Task description
Copy, in full, each line of the material that holds the word "document".

(Collected data)
╭──
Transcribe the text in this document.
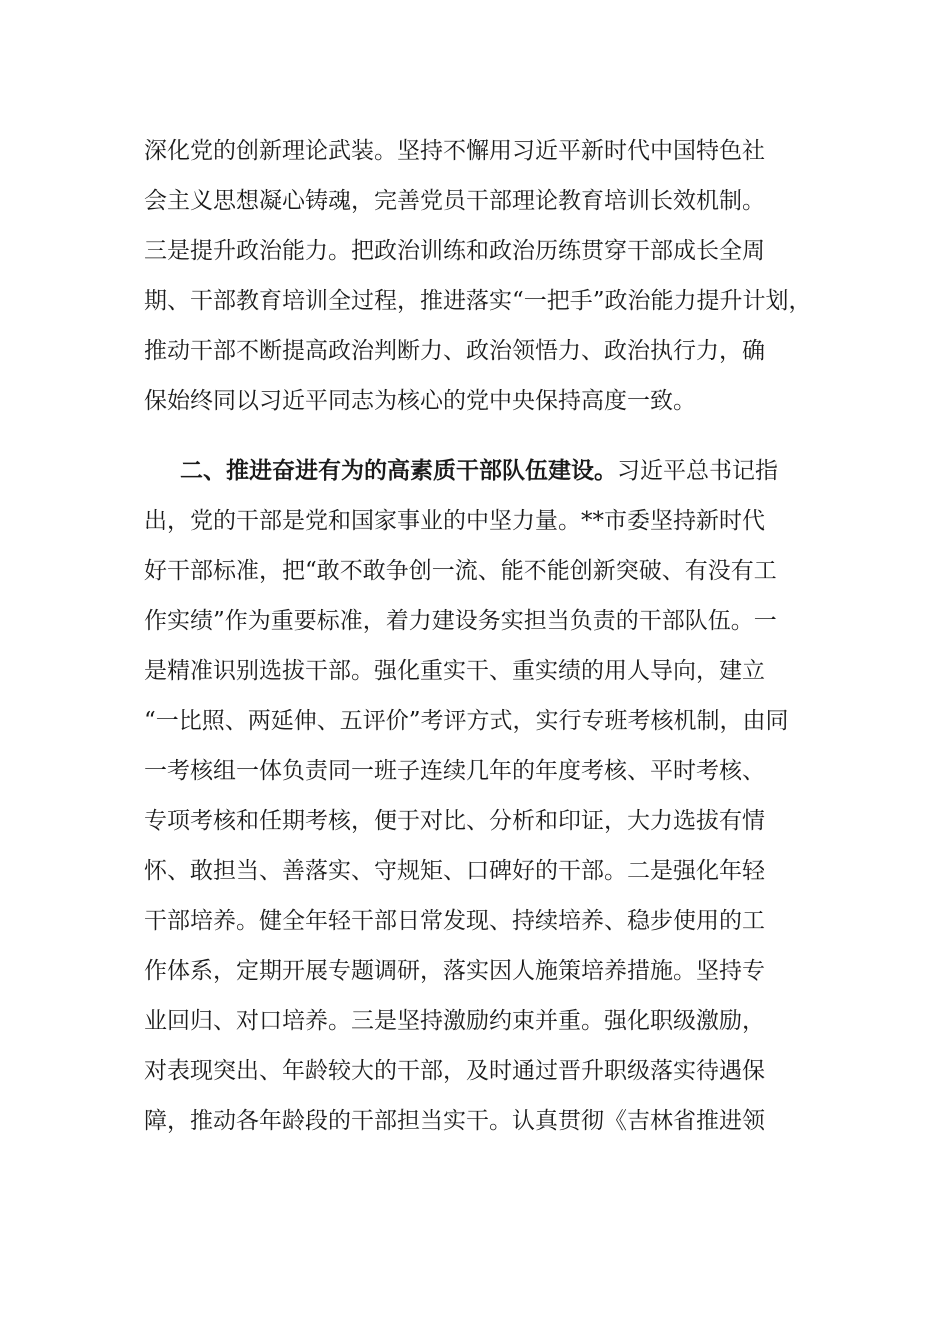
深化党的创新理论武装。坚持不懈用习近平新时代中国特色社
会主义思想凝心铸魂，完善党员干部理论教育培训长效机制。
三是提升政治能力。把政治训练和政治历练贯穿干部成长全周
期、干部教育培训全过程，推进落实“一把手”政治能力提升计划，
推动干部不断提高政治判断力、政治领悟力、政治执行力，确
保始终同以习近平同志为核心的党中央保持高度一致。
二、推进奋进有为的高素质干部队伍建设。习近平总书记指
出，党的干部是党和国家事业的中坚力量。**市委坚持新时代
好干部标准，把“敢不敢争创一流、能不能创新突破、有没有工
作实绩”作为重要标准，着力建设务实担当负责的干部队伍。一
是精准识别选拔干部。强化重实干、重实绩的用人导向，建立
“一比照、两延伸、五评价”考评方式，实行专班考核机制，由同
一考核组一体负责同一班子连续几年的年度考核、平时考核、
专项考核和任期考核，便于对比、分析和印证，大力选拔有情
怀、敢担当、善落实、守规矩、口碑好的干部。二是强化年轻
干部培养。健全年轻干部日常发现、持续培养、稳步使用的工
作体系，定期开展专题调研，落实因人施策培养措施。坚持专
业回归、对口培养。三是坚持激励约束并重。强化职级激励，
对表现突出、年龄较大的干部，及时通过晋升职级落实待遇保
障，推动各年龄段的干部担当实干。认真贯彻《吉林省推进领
╰──
╭──
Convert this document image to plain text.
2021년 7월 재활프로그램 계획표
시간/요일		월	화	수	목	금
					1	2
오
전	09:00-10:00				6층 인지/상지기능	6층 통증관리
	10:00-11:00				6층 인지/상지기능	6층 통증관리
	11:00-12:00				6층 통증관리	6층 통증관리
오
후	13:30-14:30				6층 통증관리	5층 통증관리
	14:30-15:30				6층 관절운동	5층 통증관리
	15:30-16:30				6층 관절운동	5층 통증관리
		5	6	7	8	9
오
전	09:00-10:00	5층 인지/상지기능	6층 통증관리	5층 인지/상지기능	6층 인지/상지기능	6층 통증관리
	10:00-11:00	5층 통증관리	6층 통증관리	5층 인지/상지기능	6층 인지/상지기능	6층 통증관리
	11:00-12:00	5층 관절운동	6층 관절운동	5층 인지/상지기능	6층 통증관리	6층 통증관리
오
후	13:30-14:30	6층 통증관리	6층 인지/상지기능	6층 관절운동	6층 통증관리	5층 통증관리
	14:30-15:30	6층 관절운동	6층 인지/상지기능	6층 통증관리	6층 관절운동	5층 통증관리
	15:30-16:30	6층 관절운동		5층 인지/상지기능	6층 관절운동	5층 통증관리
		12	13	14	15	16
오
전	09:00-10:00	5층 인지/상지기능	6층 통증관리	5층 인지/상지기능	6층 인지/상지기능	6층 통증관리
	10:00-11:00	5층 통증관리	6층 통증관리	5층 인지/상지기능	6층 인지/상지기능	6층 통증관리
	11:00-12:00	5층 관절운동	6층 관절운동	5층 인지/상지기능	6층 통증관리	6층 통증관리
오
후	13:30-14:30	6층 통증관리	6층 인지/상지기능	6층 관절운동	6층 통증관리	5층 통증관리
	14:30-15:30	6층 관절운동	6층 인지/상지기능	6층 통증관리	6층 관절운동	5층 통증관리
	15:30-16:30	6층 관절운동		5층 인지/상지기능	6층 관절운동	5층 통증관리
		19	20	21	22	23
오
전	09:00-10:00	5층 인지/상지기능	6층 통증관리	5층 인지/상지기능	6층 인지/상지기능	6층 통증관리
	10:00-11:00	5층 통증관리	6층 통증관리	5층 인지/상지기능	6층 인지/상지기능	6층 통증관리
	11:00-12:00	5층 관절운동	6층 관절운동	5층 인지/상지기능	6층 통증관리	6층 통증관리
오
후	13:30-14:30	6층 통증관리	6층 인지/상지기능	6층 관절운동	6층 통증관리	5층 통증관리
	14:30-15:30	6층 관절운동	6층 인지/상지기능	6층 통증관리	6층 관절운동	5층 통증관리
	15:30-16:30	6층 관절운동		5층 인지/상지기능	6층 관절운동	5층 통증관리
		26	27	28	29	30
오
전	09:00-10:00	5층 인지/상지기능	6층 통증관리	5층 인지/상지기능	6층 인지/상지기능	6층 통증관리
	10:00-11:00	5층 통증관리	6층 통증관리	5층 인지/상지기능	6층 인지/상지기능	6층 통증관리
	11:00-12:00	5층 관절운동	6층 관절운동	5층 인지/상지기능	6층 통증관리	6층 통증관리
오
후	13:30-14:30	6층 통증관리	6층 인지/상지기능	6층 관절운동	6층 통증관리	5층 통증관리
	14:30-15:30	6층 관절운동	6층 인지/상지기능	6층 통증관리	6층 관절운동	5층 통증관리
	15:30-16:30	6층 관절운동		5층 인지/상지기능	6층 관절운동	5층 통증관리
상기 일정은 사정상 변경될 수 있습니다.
╰──
Written solution
Transcribe the text in this document.
Convert this document image to plain text.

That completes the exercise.